WHAT TO PRODUCE - Your answer should be a single number: the count of lines holding the word "techniques".

DATA IN THIS EXERCISE -
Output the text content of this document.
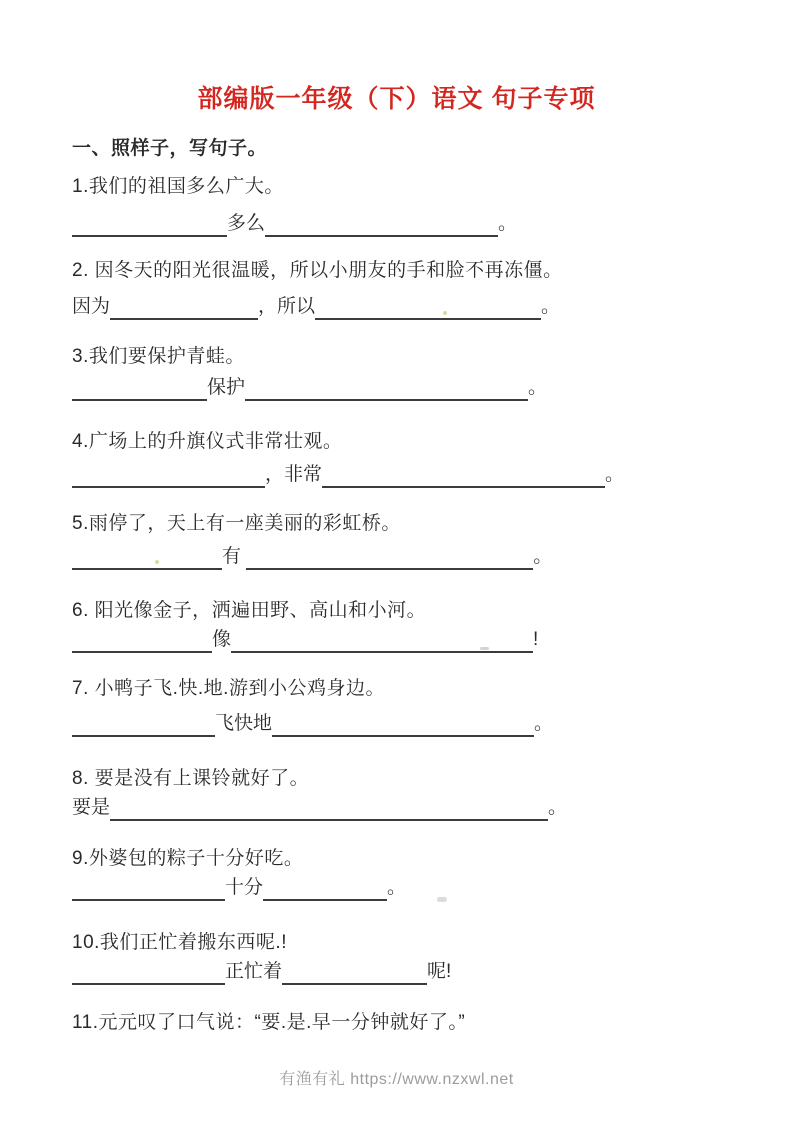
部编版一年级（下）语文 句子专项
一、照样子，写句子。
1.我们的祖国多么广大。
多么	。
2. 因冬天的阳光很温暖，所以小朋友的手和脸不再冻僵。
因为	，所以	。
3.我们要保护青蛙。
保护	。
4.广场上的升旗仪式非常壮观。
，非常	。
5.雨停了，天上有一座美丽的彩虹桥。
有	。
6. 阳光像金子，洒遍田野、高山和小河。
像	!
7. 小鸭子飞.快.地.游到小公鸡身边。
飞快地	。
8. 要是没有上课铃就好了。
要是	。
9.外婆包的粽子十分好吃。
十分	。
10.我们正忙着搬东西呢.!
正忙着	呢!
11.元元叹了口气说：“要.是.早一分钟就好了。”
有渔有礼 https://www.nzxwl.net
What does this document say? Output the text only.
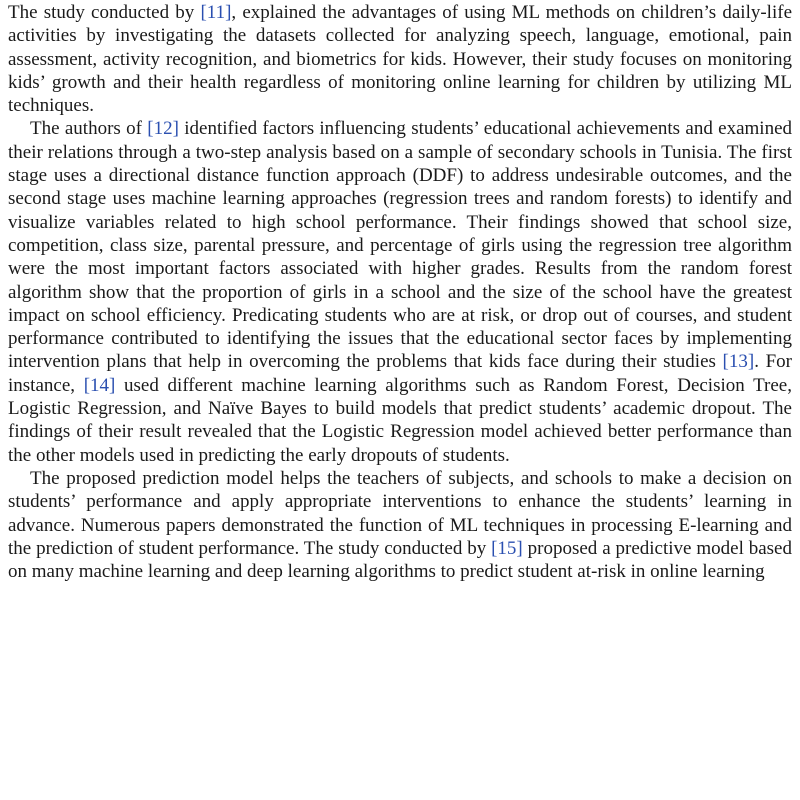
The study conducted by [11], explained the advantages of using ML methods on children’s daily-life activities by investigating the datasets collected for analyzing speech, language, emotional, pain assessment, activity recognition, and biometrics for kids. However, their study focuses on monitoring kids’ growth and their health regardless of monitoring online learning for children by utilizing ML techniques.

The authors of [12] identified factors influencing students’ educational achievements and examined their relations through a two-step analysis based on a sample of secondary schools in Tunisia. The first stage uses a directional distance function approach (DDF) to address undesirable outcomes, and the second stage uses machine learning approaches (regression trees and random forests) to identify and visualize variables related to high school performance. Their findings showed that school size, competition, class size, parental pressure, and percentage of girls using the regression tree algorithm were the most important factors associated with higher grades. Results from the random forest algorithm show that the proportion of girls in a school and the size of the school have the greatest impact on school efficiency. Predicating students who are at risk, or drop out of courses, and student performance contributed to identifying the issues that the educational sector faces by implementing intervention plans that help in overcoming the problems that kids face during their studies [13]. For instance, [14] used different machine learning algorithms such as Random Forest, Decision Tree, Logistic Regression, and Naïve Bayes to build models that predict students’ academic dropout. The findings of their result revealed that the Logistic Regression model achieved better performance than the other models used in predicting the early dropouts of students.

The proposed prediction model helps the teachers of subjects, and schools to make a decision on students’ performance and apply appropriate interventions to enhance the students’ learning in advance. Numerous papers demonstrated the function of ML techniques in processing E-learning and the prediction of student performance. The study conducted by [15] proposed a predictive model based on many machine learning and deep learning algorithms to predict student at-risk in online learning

SOLVED EXERCISE - 2